#### [EXERCISE GOAL]
Take every line where the string "color" appears and copy it.

===== PROVIDED MATERIAL =====

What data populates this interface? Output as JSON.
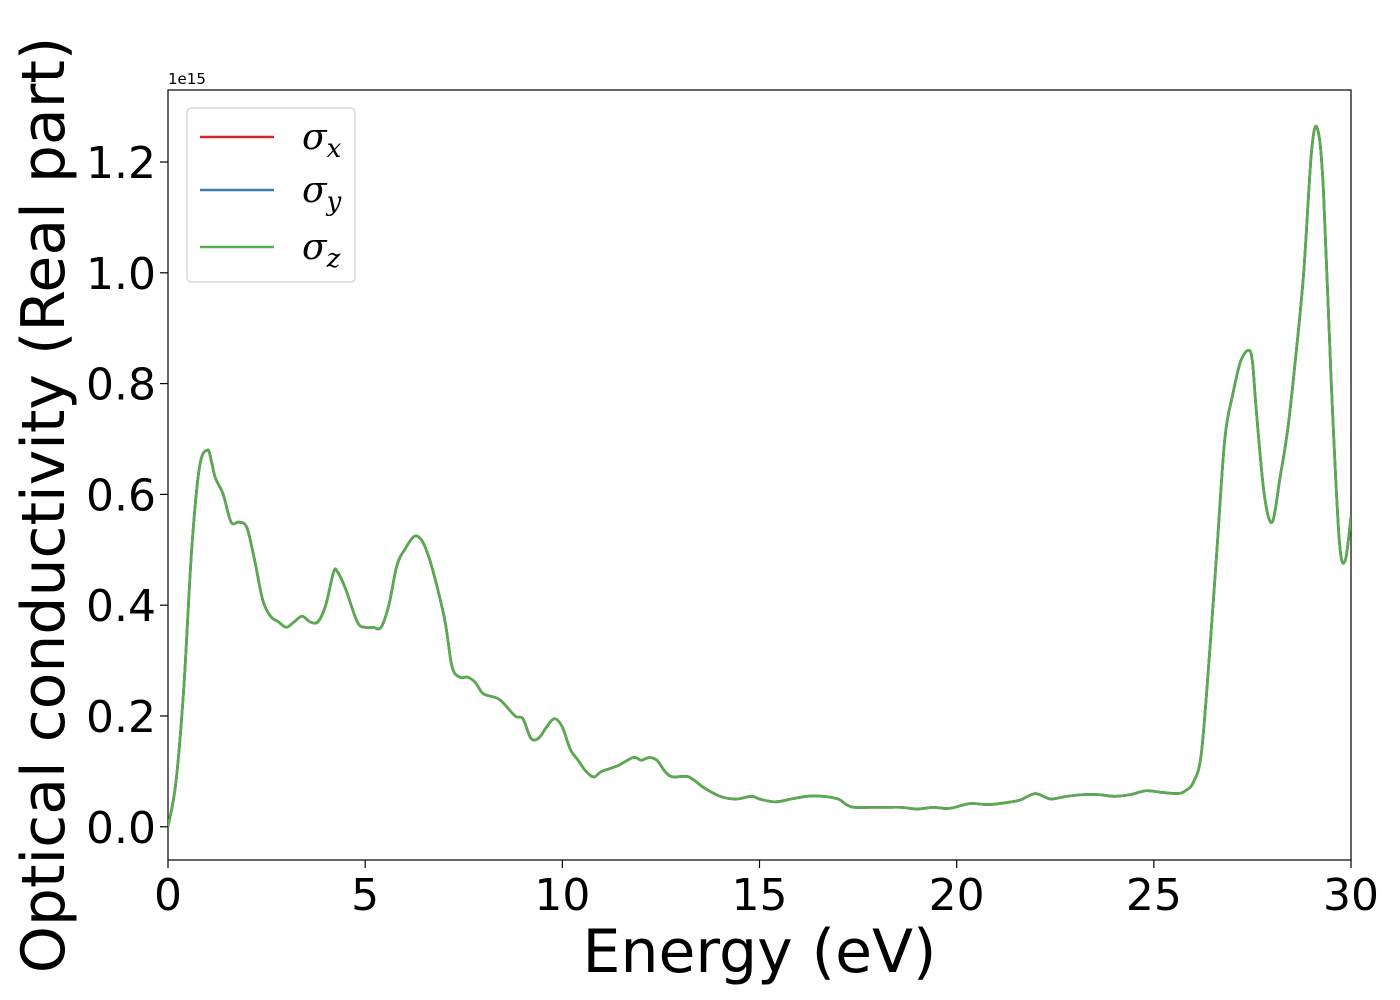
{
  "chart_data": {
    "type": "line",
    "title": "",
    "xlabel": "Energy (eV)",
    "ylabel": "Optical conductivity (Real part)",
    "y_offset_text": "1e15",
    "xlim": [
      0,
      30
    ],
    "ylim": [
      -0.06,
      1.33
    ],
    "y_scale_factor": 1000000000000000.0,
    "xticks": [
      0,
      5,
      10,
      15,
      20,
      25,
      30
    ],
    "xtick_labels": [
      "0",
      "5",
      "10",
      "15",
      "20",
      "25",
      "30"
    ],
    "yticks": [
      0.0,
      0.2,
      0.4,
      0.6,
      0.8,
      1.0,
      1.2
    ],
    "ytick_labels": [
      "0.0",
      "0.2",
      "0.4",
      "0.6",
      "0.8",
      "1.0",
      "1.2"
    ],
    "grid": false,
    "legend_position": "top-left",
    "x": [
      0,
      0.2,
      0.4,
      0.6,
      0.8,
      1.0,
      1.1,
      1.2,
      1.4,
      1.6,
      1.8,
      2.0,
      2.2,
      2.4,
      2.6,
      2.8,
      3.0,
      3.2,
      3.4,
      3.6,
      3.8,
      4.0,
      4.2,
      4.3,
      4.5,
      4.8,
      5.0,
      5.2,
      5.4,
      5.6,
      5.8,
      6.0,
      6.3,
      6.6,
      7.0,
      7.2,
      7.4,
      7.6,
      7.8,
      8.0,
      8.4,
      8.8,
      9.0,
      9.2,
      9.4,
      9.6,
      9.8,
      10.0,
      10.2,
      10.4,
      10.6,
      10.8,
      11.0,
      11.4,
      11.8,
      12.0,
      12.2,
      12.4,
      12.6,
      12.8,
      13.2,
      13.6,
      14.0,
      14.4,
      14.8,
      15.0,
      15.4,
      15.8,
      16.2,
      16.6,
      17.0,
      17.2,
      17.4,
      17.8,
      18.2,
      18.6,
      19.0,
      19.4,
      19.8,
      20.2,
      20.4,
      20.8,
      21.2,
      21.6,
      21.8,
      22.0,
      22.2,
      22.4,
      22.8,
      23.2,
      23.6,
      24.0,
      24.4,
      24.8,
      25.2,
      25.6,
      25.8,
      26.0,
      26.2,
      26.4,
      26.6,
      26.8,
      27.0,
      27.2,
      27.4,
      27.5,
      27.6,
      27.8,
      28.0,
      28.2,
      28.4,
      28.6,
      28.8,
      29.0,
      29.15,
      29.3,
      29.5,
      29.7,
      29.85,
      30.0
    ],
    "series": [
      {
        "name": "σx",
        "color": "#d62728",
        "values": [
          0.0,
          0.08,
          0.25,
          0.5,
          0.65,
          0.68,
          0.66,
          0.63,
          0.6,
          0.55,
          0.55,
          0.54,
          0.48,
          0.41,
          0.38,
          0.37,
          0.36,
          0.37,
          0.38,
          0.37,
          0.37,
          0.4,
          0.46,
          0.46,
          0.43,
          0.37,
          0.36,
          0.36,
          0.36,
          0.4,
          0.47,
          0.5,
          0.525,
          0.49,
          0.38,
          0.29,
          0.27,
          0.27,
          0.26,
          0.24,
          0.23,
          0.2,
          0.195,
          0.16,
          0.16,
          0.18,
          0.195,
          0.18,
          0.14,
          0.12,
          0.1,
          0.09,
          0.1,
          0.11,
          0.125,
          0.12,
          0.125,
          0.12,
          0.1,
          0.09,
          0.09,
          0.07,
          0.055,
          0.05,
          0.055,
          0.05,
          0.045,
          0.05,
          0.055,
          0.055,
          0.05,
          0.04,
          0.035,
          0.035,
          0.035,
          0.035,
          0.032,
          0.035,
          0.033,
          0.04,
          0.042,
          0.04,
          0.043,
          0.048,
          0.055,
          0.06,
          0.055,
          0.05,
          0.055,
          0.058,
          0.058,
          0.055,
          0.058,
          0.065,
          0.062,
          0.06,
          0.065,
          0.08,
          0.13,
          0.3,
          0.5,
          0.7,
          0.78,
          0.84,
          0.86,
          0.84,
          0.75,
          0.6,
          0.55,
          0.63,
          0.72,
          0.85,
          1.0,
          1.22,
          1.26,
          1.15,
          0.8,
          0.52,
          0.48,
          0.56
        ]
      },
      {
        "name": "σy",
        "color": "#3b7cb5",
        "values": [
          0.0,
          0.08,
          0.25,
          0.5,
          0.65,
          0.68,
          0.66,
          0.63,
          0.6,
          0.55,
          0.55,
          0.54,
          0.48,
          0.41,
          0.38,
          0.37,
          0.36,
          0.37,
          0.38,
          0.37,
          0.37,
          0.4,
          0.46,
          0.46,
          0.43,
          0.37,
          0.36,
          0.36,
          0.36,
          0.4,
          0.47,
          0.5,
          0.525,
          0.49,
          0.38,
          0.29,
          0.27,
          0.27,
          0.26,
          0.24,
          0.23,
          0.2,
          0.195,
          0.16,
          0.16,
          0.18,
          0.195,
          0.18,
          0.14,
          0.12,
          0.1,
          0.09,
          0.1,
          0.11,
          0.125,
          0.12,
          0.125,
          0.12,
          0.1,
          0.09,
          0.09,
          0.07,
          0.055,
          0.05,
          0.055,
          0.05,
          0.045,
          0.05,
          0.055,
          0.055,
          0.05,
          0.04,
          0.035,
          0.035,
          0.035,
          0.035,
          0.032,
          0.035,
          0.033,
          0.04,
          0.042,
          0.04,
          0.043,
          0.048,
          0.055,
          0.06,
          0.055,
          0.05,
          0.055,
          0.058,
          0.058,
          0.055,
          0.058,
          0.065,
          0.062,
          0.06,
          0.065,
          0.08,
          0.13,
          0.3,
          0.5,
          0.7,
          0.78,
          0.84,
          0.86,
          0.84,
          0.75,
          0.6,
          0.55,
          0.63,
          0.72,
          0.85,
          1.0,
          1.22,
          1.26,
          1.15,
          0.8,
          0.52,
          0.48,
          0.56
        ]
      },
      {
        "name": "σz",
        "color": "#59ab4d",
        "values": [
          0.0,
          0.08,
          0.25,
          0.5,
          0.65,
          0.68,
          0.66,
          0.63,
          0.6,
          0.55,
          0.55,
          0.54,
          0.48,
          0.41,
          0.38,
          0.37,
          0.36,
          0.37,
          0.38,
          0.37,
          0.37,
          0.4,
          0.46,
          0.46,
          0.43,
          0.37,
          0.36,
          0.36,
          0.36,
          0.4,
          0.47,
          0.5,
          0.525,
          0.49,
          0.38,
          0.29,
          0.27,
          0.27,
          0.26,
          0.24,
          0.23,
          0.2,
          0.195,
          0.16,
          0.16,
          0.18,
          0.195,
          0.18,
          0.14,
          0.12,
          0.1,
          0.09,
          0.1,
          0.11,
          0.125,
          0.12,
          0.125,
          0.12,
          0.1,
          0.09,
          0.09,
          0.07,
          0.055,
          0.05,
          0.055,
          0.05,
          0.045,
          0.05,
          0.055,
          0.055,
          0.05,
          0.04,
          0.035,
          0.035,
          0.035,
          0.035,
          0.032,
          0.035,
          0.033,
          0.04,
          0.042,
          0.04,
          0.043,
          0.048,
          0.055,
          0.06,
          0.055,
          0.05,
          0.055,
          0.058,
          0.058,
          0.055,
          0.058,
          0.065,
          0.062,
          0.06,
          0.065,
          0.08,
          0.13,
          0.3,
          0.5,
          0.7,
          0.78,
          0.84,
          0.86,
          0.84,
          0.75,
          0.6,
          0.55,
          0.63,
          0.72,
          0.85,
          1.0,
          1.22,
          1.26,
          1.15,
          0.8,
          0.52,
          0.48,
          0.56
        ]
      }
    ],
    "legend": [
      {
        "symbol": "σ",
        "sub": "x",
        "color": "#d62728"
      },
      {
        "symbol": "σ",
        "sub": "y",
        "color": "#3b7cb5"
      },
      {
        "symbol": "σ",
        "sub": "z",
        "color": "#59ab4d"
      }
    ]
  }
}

=====

#### [TASK RESPONSE]
        "color": "#d62728",
        "color": "#3b7cb5",
        "color": "#59ab4d",
        "color": "#d62728"
        "color": "#3b7cb5"
        "color": "#59ab4d"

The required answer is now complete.